» **PROBLEM TO SOLVE**:
Report every line in the listing that contains the string "this".
____
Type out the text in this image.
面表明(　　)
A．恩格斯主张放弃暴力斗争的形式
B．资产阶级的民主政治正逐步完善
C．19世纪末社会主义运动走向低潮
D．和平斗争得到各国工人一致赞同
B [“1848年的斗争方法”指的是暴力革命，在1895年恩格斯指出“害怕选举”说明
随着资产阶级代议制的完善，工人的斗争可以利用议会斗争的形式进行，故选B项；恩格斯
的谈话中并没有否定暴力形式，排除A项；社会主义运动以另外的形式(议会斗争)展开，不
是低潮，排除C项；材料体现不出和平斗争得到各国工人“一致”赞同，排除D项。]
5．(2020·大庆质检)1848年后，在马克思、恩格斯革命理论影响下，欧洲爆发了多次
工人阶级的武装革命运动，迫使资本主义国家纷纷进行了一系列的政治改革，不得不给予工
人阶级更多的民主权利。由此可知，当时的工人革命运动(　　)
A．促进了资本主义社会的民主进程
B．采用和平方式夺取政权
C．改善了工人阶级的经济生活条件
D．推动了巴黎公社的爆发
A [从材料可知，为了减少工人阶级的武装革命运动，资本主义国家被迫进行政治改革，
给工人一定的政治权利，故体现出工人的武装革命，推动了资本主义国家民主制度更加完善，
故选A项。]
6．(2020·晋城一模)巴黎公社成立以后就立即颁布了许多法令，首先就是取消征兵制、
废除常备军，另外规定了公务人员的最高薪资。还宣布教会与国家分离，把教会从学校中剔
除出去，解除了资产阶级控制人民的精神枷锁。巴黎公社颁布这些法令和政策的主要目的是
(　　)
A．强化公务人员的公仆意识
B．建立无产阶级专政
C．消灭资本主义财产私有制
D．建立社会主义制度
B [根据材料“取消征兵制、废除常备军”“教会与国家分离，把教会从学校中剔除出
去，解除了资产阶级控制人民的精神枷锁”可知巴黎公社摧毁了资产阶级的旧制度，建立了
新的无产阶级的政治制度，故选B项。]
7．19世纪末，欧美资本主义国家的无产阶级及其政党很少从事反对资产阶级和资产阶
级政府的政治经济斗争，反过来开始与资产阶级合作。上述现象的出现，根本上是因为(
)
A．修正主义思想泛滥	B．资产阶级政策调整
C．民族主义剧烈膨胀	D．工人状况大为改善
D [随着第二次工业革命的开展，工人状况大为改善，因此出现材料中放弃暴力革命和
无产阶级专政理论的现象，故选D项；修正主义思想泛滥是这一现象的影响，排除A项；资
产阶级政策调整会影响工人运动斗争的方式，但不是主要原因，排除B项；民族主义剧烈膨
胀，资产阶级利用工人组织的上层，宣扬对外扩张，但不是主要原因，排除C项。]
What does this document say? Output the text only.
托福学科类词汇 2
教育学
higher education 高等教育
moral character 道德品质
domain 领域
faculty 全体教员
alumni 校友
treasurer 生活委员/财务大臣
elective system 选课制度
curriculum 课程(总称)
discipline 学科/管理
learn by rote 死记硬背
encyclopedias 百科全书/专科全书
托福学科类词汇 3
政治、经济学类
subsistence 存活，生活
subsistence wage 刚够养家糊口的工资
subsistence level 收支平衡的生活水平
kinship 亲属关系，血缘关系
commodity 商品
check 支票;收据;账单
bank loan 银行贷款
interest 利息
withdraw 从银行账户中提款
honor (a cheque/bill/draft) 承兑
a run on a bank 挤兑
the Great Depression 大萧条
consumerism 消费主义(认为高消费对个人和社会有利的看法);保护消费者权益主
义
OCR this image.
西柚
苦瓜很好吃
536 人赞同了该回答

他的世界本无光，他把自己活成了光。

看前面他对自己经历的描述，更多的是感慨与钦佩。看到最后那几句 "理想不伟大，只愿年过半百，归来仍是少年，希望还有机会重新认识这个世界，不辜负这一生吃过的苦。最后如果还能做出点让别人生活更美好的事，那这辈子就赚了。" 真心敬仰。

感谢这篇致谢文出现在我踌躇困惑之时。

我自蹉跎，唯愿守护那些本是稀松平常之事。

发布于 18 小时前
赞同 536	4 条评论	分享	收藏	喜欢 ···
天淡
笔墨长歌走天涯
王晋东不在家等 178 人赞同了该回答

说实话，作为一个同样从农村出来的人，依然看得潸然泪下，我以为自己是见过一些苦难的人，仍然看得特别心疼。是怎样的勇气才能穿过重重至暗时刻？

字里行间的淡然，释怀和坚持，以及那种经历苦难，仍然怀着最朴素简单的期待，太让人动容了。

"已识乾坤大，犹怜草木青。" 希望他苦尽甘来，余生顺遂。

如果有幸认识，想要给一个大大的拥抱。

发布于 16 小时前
____
» **RESPONSE TO THE TASK**:
Type out the text in this image.
What does this document say? Output the text only.
OCR this image.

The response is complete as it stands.